→ **WHAT TO PRODUCE**
Lines containing the word "verkossa" are the ones to copy from the records below.
***** DATA SHOWN *****
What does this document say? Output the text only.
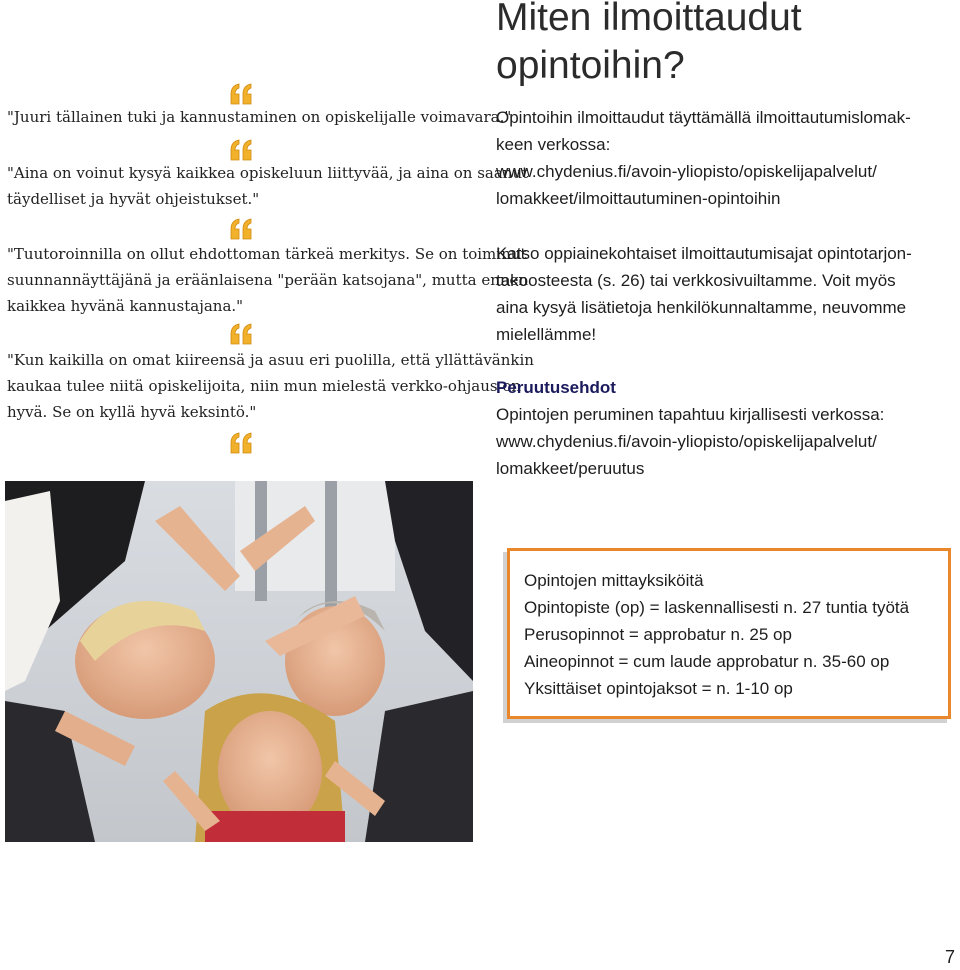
"Juuri tällainen tuki ja kannustaminen on opiskelijalle voimavara."
"Aina on voinut kysyä kaikkea opiskeluun liittyvää, ja aina on saanut
täydelliset ja hyvät ohjeistukset."
"Tuutoroinnilla on ollut ehdottoman tärkeä merkitys. Se on toiminut
suunnannäyttäjänä ja eräänlaisena "perään katsojana", mutta ennen
kaikkea hyvänä kannustajana."
"Kun kaikilla on omat kiireensä ja asuu eri puolilla, että yllättävänkin
kaukaa tulee niitä opiskelijoita, niin mun mielestä verkko-ohjaus on
hyvä. Se on kyllä hyvä keksintö."
Miten ilmoittaudut
opintoihin?
Opintoihin ilmoittaudut täyttämällä ilmoittautumislomak-
keen verkossa:
www.chydenius.fi/avoin-yliopisto/opiskelijapalvelut/
lomakkeet/ilmoittautuminen-opintoihin
Katso oppiainekohtaiset ilmoittautumisajat opintotarjon-
takoosteesta (s. 26) tai verkkosivuiltamme. Voit myös
aina kysyä lisätietoja henkilökunnaltamme, neuvomme
mielellämme!
Peruutusehdot
Opintojen peruminen tapahtuu kirjallisesti verkossa:
www.chydenius.fi/avoin-yliopisto/opiskelijapalvelut/
lomakkeet/peruutus
Opintojen mittayksiköitä
Opintopiste (op) = laskennallisesti n. 27 tuntia työtä
Perusopinnot = approbatur n. 25 op
Aineopinnot = cum laude approbatur n. 35-60 op
Yksittäiset opintojaksot = n. 1-10 op
7
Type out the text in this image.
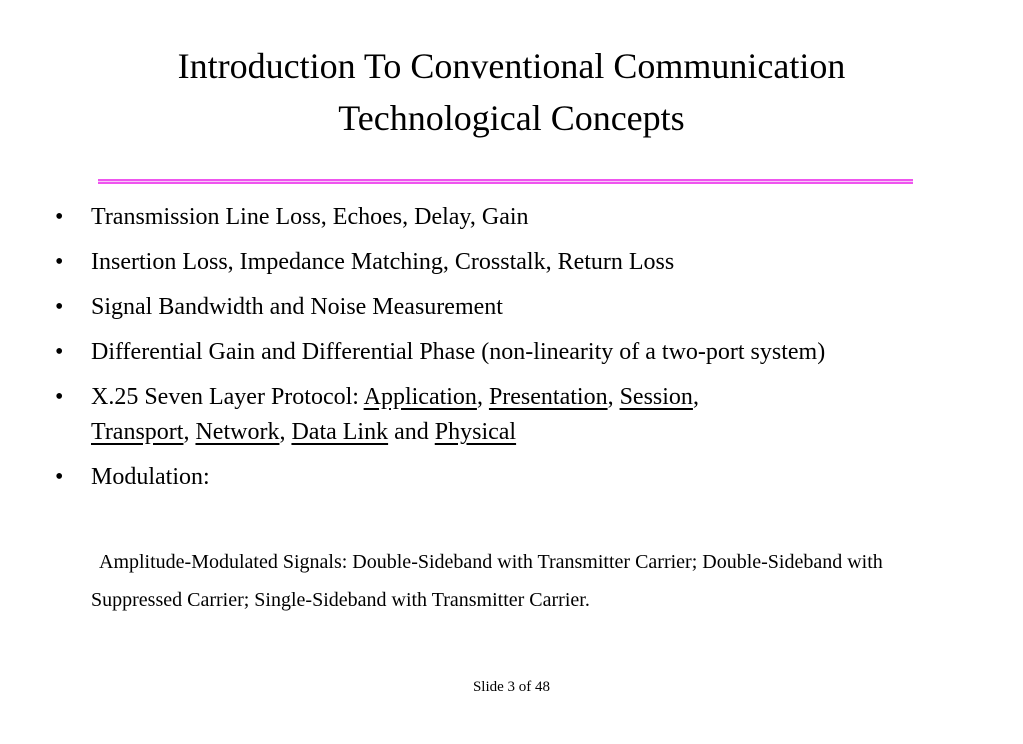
Introduction To Conventional Communication
Technological Concepts
•	Transmission Line Loss, Echoes, Delay, Gain
•	Insertion Loss, Impedance Matching, Crosstalk, Return Loss
•	Signal Bandwidth and Noise Measurement
•	Differential Gain and Differential Phase (non-linearity of a two-port system)
•	X.25 Seven Layer Protocol: Application, Presentation, Session,
Transport, Network, Data Link and Physical
•	Modulation:
Amplitude-Modulated Signals: Double-Sideband with Transmitter Carrier; Double-Sideband with Suppressed Carrier; Single-Sideband with Transmitter Carrier.
Slide 3 of 48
*****
→ **TASK RESULT**
keen verkossa:
Opintojen peruminen tapahtuu kirjallisesti verkossa:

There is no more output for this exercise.